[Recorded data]

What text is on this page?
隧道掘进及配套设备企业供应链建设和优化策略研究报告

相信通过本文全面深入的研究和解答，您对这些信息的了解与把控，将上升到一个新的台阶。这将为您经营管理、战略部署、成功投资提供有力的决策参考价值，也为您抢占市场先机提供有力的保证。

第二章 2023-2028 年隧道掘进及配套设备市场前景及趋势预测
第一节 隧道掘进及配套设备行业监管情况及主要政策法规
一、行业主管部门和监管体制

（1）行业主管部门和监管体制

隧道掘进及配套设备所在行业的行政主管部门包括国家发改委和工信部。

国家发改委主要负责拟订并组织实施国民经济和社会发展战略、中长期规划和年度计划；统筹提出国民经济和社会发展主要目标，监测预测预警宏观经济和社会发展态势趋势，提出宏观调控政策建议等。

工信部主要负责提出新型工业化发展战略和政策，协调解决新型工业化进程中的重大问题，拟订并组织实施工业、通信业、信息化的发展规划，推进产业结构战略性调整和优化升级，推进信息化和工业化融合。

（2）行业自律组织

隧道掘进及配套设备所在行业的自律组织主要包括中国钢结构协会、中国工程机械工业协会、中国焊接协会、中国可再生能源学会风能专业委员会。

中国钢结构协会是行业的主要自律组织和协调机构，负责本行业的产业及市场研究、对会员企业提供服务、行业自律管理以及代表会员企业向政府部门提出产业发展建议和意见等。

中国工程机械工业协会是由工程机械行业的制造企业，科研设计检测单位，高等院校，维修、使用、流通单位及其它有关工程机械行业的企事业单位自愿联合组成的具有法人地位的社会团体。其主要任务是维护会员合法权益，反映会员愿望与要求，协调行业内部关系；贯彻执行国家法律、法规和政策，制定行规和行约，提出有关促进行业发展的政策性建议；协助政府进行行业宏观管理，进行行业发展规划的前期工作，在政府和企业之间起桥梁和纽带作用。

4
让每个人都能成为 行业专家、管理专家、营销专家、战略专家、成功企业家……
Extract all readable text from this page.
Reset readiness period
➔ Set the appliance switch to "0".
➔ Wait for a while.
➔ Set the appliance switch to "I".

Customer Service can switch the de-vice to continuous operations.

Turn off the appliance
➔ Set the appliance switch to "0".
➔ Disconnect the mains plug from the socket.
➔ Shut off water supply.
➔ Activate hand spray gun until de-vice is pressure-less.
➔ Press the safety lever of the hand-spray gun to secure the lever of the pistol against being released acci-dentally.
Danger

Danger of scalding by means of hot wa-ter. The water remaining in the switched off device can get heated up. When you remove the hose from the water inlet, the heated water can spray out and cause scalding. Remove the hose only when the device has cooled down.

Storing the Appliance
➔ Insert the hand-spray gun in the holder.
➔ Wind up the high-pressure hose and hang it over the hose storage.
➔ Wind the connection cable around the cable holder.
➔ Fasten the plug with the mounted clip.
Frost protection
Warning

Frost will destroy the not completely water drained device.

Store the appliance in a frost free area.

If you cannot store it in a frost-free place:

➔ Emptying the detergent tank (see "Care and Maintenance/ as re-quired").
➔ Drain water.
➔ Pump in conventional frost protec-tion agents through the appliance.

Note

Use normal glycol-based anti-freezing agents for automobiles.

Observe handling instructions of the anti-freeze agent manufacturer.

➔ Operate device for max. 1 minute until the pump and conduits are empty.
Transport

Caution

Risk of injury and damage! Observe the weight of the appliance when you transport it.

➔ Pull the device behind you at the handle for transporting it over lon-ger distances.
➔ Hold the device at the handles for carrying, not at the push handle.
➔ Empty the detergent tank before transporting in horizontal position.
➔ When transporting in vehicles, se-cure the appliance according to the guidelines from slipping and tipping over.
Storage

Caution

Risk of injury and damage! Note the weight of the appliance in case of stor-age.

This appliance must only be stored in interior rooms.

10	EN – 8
...
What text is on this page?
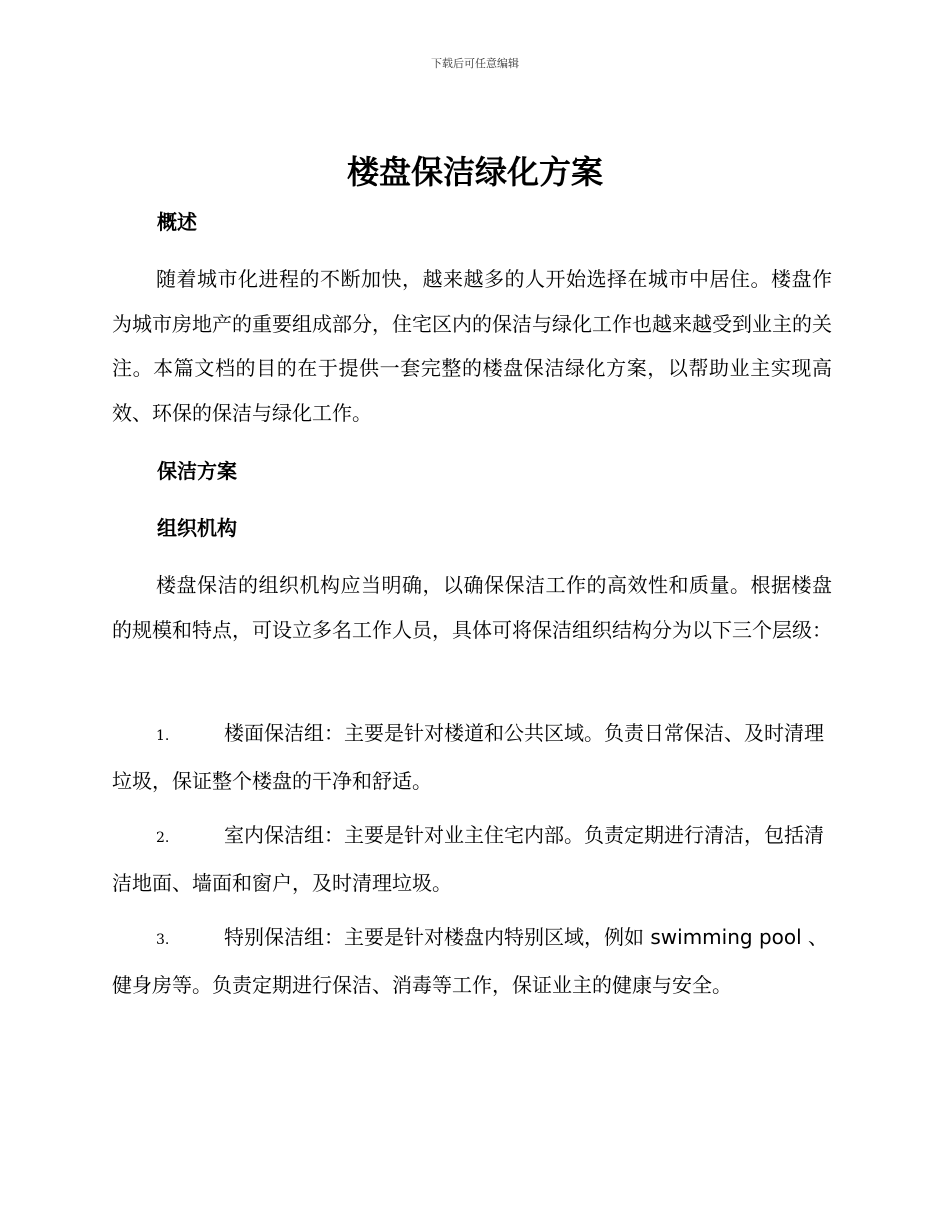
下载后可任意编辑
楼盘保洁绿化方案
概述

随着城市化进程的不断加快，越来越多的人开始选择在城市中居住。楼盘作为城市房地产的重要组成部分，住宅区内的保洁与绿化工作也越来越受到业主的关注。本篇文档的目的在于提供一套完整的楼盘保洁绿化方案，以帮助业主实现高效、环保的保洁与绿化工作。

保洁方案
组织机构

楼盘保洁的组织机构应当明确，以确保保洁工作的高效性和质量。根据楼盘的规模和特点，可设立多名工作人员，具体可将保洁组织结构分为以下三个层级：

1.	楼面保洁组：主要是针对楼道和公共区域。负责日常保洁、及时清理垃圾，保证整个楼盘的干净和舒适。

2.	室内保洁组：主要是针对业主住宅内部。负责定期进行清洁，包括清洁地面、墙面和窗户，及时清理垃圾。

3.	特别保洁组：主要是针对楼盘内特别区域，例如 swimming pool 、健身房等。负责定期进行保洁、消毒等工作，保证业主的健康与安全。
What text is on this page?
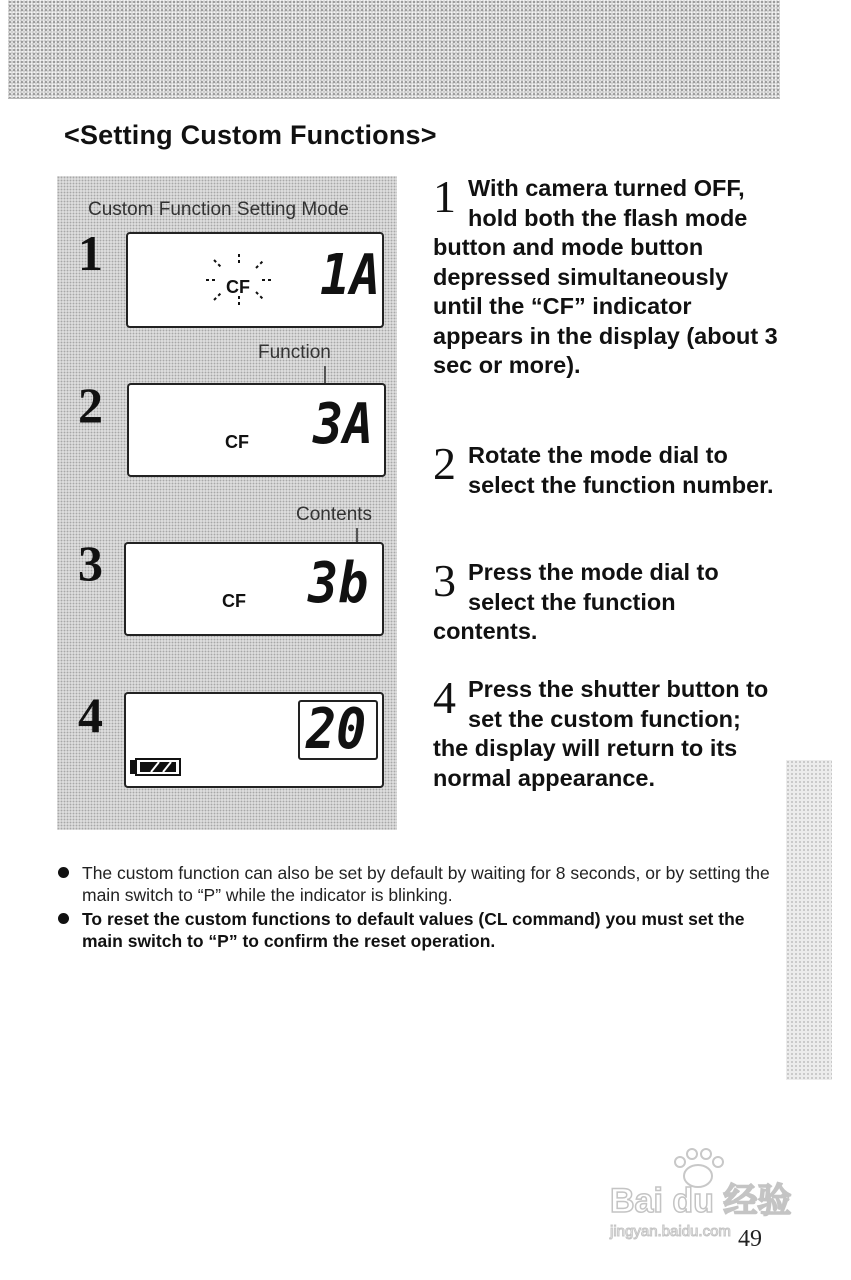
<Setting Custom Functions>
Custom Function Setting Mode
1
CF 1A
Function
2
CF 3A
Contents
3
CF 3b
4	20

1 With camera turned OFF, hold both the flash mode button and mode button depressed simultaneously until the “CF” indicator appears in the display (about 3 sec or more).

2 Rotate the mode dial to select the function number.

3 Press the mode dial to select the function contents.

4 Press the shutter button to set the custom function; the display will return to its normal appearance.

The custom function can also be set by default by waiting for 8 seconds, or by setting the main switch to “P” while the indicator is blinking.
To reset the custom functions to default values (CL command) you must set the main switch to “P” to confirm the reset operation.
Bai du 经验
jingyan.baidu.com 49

Requirement =
Search the data for the string "holder" and copy each line where it appears.

Worked answer =
➔ Insert the hand-spray gun in the holder.
➔ Wind the connection cable around the cable holder.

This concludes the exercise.